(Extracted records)
====

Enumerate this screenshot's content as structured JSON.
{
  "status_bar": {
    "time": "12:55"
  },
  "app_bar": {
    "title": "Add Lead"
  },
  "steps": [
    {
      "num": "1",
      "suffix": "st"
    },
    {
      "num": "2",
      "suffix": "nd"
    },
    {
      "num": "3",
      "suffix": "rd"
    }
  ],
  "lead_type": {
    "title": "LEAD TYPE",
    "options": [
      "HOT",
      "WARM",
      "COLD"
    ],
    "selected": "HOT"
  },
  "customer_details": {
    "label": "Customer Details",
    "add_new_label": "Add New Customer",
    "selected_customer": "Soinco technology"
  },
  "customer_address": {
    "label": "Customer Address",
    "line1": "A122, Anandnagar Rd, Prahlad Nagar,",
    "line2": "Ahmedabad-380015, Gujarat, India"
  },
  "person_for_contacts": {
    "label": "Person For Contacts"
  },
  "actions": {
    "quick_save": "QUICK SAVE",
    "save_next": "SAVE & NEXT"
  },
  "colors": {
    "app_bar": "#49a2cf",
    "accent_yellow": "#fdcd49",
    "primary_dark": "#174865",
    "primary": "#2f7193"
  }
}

====

● **WHAT YOU ARE ASKED TO DO**:
For the records above, state how many lines include the string "SAVE", giving the number and nothing else.

● **WRITTEN RESPONSE**:
2